- [WHAT YOU HAVE TO DO]
Search the data below for the word "size" and copy each line that holds it.
+ + + + +
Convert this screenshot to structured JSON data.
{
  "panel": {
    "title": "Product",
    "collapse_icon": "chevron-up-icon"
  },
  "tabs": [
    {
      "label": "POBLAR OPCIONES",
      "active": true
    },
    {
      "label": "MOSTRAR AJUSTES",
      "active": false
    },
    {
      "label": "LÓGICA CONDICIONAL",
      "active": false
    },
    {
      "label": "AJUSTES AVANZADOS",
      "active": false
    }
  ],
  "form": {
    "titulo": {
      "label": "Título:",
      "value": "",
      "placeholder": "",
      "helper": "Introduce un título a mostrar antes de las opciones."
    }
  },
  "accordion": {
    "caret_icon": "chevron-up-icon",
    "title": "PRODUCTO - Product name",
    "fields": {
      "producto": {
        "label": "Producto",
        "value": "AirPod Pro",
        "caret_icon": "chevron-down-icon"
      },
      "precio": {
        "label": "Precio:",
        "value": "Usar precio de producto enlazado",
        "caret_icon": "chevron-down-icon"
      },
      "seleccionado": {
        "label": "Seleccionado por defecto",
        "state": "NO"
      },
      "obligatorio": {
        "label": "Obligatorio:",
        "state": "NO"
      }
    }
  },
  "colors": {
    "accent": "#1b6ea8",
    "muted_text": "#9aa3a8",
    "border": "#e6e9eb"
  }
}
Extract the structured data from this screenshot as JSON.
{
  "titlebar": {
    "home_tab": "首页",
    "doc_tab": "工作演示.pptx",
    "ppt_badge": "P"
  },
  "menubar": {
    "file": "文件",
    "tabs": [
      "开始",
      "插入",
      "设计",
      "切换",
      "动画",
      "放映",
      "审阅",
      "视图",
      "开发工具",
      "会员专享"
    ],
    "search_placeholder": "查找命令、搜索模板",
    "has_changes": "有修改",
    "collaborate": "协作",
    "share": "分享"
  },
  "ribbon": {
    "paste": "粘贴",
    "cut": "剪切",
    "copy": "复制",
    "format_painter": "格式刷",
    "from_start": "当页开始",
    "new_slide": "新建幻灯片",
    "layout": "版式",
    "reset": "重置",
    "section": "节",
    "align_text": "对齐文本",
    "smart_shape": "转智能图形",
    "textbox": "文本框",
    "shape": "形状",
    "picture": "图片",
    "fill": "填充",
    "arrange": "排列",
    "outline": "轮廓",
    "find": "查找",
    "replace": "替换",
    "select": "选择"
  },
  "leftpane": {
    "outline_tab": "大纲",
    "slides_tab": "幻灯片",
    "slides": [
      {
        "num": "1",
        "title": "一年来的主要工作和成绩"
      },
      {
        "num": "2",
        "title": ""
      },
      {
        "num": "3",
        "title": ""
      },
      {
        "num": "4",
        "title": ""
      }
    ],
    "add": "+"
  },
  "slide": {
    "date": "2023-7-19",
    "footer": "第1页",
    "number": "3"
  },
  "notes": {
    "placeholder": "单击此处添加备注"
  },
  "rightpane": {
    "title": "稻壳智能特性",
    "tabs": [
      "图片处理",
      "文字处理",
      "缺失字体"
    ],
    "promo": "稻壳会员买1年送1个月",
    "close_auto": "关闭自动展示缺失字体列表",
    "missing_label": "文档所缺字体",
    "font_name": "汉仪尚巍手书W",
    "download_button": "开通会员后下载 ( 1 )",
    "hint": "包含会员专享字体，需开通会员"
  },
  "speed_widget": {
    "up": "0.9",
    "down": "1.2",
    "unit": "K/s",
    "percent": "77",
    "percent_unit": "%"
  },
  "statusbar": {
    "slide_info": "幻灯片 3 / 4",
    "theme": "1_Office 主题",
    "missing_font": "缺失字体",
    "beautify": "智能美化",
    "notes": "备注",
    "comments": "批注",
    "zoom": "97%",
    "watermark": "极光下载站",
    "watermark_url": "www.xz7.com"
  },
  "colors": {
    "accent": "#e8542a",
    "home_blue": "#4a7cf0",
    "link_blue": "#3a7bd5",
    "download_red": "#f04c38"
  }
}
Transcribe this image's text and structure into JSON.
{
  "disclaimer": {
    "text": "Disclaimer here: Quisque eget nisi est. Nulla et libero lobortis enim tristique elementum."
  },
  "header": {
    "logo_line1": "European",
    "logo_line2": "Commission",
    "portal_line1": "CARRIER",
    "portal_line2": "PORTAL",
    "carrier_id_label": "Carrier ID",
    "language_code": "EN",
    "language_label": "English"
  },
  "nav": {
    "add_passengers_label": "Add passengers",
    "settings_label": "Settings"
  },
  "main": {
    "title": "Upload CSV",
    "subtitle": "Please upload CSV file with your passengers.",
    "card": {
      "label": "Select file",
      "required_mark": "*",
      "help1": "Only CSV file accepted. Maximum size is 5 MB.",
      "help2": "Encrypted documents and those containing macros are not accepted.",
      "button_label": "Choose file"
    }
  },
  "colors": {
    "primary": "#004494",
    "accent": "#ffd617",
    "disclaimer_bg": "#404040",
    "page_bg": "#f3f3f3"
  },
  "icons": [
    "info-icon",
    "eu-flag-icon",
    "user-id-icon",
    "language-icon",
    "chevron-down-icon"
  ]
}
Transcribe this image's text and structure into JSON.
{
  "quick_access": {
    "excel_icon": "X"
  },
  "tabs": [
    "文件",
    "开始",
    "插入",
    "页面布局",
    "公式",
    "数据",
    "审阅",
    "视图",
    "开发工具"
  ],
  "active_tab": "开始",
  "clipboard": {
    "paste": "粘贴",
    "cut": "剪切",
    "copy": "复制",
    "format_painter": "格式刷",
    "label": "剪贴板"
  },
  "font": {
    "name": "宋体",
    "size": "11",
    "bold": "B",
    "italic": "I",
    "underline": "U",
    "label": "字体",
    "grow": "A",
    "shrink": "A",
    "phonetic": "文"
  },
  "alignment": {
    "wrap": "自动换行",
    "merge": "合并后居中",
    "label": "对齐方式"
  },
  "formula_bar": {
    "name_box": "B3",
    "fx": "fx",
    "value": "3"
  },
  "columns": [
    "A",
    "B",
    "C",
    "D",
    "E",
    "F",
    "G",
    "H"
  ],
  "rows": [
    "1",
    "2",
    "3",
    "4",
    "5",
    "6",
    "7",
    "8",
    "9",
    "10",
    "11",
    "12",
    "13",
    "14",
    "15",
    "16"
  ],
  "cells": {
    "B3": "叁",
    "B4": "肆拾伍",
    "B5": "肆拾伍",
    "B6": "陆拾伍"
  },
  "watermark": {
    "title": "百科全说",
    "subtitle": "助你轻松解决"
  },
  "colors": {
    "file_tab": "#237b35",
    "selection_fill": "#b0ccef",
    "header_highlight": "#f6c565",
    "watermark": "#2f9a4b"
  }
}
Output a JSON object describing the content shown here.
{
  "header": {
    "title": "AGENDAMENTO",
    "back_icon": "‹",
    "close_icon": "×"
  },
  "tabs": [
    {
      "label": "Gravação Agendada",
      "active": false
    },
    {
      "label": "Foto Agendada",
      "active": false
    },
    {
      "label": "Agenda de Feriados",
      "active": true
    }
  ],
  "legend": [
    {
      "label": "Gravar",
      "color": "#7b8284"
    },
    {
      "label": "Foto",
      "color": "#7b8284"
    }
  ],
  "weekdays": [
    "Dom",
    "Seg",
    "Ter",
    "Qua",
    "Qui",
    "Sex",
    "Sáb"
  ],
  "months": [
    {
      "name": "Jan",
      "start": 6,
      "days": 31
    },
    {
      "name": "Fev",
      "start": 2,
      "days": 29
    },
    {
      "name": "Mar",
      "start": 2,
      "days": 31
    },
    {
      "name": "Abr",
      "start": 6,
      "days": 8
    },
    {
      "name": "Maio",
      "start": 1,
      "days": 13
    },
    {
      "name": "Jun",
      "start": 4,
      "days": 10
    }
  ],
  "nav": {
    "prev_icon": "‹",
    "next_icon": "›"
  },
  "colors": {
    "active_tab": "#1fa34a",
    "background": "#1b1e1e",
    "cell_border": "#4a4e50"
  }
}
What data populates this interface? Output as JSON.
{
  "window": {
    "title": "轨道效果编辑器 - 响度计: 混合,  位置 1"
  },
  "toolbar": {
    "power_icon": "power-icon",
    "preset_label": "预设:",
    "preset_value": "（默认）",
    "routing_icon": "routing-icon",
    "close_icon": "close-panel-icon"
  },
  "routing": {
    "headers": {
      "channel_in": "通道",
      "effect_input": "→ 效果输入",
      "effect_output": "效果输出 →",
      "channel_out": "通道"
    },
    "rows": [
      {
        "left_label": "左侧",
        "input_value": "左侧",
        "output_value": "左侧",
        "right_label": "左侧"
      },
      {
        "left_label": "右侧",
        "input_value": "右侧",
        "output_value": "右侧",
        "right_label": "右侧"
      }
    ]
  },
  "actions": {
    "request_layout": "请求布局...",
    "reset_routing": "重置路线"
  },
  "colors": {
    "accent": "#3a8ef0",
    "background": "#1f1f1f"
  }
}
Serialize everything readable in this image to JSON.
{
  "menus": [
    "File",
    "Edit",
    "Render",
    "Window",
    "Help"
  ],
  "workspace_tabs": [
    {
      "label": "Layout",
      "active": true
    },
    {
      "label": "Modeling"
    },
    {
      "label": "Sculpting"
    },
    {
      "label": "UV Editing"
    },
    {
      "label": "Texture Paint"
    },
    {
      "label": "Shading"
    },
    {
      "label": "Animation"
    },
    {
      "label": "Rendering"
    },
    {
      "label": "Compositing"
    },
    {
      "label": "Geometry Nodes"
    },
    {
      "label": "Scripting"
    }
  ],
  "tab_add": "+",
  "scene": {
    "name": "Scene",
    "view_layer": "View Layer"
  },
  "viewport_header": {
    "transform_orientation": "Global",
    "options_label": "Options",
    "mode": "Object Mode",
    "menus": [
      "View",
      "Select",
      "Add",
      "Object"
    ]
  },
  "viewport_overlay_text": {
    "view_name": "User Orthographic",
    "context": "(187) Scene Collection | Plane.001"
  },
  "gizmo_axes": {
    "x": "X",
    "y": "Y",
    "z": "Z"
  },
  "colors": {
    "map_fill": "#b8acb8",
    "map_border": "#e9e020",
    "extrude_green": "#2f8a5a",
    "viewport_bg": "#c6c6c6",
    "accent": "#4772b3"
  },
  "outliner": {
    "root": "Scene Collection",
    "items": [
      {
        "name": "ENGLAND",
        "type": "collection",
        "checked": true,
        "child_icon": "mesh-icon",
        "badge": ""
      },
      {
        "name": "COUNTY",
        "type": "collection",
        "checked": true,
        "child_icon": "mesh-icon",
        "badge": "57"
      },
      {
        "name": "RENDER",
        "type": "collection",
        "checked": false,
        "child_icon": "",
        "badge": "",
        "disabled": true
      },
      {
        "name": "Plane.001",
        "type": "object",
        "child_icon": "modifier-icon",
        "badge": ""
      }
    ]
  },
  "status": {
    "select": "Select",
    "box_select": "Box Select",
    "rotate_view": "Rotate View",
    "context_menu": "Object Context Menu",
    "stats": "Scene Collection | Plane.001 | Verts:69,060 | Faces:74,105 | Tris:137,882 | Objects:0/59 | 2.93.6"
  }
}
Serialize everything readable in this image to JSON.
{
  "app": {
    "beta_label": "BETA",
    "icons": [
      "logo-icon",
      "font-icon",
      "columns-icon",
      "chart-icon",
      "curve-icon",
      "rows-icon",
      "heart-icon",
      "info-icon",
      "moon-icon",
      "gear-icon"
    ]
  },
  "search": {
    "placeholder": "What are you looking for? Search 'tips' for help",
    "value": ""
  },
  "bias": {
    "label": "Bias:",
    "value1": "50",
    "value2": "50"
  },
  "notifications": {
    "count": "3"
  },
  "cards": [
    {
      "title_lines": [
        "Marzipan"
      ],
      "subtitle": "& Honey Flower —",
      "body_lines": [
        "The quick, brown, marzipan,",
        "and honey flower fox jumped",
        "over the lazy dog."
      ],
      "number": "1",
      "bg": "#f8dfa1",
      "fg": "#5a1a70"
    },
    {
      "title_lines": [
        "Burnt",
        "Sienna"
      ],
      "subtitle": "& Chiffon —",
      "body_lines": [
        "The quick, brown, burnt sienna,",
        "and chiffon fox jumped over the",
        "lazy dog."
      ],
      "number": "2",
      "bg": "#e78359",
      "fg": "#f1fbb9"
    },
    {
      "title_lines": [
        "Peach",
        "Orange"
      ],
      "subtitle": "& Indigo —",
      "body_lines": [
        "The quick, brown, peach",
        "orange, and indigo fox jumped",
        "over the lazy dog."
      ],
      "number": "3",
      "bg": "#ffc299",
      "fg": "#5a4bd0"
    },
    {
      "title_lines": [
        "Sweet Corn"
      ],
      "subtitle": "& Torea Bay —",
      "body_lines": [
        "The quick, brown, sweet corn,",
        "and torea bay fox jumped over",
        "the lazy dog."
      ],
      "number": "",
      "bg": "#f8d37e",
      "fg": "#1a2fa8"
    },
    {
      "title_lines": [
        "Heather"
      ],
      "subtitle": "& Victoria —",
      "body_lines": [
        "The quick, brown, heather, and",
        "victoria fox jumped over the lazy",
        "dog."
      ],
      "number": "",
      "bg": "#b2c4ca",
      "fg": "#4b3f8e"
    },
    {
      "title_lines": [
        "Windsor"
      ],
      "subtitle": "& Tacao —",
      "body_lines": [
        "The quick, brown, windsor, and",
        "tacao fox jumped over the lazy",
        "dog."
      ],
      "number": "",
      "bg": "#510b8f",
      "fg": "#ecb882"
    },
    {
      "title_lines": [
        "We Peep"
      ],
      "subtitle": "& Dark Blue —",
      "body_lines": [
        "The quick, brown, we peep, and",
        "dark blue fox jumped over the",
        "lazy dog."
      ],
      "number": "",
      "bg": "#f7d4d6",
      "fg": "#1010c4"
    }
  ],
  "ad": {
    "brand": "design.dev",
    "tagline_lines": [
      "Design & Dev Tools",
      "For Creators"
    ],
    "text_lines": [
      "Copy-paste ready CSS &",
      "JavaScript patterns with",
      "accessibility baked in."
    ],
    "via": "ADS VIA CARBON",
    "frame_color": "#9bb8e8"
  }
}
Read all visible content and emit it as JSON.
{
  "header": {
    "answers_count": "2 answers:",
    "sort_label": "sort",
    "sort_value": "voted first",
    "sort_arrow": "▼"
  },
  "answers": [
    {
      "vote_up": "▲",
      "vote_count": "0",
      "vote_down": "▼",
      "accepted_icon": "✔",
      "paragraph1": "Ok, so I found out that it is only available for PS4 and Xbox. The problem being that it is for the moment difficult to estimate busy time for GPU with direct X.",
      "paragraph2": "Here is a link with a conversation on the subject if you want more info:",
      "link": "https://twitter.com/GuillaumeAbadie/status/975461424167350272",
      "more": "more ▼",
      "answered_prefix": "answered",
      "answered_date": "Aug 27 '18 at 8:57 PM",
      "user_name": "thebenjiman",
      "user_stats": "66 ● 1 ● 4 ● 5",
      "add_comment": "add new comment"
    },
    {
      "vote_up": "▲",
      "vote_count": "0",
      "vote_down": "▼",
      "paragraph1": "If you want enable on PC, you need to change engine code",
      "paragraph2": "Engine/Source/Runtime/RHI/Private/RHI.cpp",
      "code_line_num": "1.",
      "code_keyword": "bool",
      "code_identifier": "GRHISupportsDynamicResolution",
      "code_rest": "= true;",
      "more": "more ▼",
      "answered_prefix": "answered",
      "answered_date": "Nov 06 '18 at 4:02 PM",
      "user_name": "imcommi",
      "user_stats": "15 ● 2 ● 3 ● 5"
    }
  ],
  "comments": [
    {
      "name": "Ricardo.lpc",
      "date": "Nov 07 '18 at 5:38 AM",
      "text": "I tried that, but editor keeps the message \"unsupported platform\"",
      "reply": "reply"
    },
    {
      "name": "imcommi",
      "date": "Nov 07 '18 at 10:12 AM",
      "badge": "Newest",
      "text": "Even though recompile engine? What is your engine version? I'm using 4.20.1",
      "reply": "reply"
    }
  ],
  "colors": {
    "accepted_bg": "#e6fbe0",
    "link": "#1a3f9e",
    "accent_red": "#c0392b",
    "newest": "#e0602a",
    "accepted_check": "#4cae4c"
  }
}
+ + + + +
- [TASK SOLUTION]
      "help1": "Only CSV file accepted. Maximum size is 5 MB.",
    "size": "11",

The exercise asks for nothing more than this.